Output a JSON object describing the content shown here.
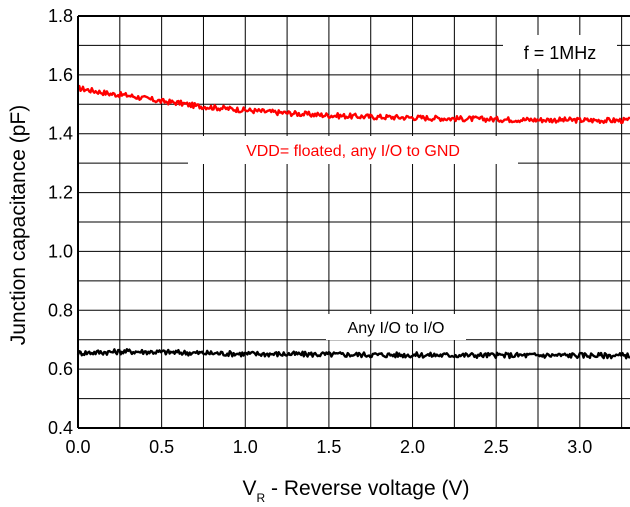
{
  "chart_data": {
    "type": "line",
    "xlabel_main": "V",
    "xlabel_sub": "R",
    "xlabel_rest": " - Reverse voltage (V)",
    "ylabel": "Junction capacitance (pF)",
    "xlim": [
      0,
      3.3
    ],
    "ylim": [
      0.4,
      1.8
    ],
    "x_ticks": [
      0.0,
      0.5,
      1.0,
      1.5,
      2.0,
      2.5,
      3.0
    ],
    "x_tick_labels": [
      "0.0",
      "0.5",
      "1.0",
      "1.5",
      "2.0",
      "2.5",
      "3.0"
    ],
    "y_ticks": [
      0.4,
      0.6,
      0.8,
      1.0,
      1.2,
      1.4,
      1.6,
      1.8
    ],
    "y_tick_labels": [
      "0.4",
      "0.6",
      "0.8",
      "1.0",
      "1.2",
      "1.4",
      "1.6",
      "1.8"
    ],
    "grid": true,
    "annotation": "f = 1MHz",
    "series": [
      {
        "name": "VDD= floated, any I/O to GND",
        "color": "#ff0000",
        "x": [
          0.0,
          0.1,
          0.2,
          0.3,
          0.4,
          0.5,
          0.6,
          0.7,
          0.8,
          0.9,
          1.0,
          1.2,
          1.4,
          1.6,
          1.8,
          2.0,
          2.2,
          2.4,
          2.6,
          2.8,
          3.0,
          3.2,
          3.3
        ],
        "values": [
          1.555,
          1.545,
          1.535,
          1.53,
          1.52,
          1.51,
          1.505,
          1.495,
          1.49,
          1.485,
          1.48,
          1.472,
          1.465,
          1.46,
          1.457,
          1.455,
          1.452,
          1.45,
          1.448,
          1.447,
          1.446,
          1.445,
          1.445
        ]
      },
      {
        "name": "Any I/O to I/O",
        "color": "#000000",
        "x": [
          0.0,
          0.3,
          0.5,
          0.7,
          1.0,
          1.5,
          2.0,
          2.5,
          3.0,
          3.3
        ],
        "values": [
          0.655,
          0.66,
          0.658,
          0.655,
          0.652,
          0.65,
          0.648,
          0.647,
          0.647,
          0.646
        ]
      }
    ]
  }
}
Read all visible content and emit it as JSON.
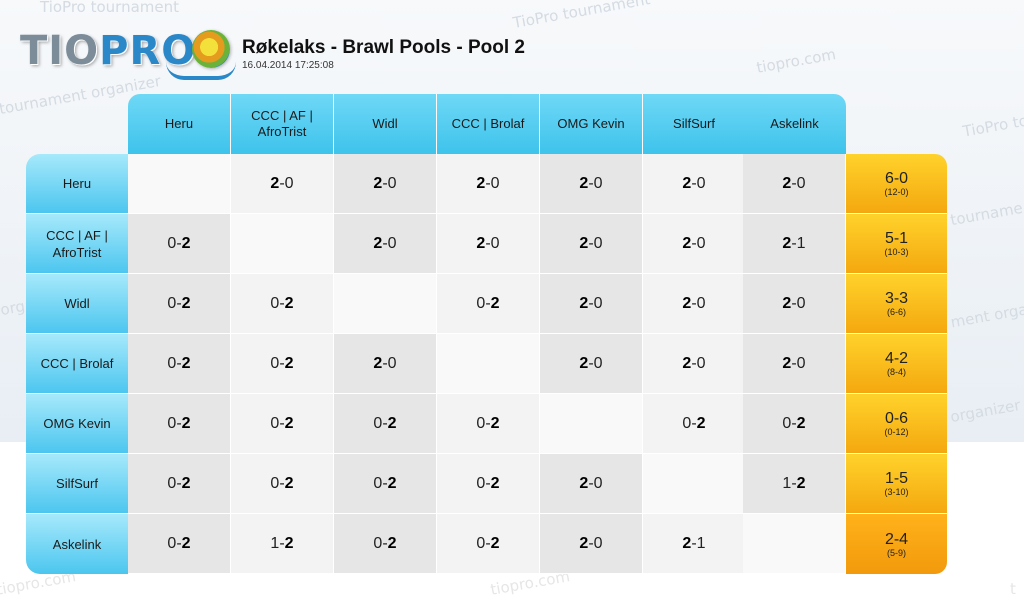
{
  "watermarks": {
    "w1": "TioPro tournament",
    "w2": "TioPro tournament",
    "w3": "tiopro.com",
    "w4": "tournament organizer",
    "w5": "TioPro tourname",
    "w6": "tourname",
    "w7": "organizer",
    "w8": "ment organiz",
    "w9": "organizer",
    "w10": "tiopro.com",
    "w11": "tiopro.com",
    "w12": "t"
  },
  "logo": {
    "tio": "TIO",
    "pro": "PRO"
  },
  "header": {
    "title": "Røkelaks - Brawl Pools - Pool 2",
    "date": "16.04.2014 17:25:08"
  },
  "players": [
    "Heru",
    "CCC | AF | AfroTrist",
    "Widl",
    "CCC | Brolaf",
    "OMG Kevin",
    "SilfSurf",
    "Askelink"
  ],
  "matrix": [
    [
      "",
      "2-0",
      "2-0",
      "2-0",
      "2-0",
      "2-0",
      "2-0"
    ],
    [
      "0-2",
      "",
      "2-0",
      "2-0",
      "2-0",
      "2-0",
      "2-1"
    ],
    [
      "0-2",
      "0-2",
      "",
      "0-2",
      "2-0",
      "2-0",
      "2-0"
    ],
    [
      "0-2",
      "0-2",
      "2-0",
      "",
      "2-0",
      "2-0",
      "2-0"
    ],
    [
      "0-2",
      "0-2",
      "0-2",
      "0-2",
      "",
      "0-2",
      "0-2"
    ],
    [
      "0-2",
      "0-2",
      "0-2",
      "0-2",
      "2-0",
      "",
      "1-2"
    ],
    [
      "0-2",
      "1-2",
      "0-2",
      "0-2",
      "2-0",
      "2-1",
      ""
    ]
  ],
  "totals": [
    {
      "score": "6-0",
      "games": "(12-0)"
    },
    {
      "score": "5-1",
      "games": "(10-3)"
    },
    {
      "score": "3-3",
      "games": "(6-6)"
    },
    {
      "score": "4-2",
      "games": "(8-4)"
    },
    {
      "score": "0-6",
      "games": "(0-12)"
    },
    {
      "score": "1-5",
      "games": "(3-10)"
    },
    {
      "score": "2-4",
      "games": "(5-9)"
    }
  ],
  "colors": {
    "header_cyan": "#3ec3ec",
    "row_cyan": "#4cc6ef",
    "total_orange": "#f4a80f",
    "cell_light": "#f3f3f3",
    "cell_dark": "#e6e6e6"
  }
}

--

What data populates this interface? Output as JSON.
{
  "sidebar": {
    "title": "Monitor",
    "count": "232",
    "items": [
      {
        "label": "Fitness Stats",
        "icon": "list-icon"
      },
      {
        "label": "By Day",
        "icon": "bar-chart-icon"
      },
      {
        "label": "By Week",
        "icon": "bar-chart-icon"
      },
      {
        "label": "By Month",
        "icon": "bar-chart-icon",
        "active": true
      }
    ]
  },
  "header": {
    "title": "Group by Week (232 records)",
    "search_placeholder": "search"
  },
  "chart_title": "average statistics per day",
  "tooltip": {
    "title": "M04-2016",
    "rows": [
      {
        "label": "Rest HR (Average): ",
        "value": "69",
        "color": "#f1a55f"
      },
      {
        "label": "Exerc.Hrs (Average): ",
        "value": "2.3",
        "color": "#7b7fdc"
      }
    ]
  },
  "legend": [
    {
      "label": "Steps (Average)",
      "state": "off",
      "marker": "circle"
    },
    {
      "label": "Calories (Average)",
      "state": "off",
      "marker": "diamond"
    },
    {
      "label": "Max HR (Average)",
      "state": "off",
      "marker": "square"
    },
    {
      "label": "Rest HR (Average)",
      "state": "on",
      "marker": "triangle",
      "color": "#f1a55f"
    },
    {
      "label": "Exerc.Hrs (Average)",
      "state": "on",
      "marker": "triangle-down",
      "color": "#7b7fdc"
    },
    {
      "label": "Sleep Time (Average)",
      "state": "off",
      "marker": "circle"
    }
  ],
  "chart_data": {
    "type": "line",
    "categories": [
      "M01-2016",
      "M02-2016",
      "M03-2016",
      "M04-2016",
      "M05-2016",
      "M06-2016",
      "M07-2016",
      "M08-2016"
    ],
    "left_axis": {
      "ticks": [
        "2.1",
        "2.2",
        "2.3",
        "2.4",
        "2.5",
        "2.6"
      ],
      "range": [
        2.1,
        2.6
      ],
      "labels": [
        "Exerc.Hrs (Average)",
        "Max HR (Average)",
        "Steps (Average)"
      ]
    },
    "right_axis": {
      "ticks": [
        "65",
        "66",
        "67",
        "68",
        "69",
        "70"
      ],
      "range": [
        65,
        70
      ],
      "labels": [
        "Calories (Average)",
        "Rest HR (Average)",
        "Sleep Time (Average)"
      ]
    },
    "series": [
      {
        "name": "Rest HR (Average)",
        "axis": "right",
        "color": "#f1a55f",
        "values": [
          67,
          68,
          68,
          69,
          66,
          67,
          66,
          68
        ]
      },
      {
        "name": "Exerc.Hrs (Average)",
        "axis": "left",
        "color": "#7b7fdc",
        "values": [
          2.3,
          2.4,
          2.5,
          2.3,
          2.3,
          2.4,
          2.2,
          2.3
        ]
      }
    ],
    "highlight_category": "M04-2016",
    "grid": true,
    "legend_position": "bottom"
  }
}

* _Written instruction_: Gather each line in these records that contains the string "score".

* _Completed task_:
      "score": "6-0",
      "score": "5-1",
      "score": "3-3",
      "score": "4-2",
      "score": "0-6",
      "score": "1-5",
      "score": "2-4",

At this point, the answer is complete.